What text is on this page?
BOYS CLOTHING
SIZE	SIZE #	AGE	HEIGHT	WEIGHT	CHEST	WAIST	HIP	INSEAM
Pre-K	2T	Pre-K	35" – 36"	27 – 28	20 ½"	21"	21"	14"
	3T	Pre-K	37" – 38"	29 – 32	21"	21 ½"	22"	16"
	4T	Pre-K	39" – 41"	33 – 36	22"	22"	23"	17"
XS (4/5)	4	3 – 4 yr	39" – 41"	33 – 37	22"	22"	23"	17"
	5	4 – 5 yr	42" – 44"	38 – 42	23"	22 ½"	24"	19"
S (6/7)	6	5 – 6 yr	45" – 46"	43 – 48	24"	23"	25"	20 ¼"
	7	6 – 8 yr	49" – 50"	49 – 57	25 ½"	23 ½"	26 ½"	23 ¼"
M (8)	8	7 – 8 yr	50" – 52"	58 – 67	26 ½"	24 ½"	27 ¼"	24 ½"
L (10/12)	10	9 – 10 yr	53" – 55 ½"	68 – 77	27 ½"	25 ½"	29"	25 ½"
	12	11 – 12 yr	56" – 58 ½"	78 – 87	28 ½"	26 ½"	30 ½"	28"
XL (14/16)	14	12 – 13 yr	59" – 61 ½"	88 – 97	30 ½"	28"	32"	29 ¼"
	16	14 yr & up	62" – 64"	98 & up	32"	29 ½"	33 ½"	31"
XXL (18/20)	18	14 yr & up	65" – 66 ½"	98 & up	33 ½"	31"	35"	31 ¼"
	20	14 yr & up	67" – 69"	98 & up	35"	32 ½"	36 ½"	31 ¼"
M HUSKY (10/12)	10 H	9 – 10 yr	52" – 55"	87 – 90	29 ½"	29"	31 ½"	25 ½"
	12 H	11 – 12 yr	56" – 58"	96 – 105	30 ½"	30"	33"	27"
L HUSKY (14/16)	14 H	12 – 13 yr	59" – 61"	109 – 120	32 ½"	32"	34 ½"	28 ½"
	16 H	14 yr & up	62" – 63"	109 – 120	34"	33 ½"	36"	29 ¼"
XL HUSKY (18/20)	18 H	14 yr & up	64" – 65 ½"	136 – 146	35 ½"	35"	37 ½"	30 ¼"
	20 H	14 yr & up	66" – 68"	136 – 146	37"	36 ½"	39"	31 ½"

* * *

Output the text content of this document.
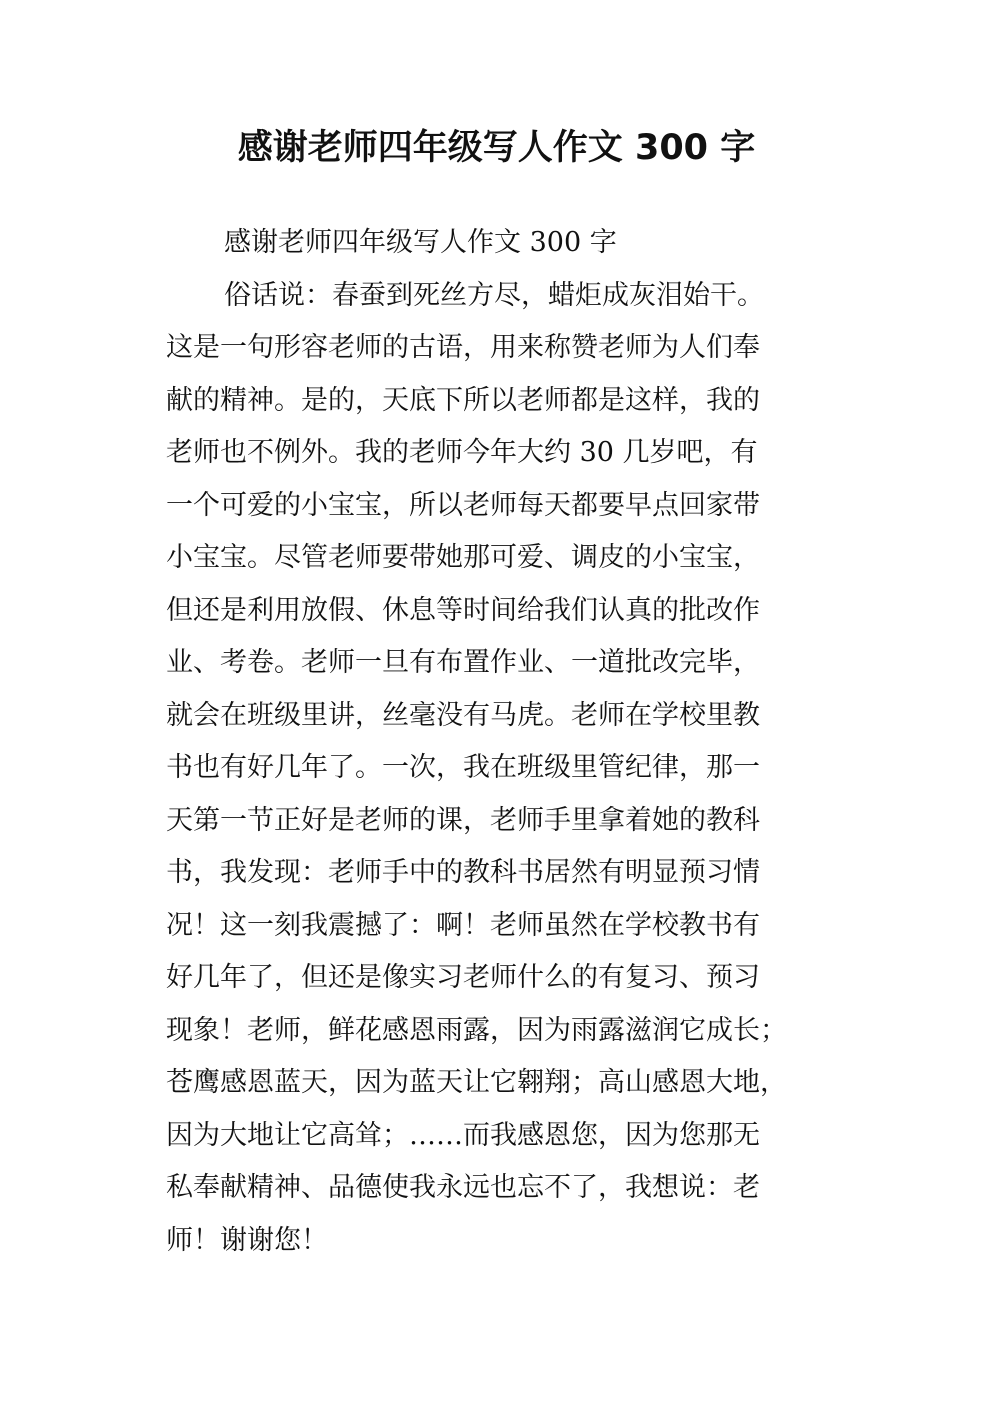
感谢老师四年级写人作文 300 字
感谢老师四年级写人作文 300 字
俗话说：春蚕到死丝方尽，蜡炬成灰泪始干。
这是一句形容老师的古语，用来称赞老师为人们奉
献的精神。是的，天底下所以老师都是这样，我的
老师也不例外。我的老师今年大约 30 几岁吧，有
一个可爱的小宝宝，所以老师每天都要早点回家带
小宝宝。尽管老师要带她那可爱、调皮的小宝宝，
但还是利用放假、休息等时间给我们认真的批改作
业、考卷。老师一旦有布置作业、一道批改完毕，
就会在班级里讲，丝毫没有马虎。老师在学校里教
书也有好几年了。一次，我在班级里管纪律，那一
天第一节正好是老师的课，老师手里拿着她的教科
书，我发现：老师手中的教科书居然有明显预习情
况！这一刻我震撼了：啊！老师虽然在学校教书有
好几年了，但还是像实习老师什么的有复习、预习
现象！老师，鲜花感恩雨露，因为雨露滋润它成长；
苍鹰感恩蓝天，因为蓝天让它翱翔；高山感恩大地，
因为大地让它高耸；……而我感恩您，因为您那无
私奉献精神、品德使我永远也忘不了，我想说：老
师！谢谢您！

- _Objective_: Collect each line above holding the string "this".

- _The response_:
What text is on this page?
Output the text content of this document.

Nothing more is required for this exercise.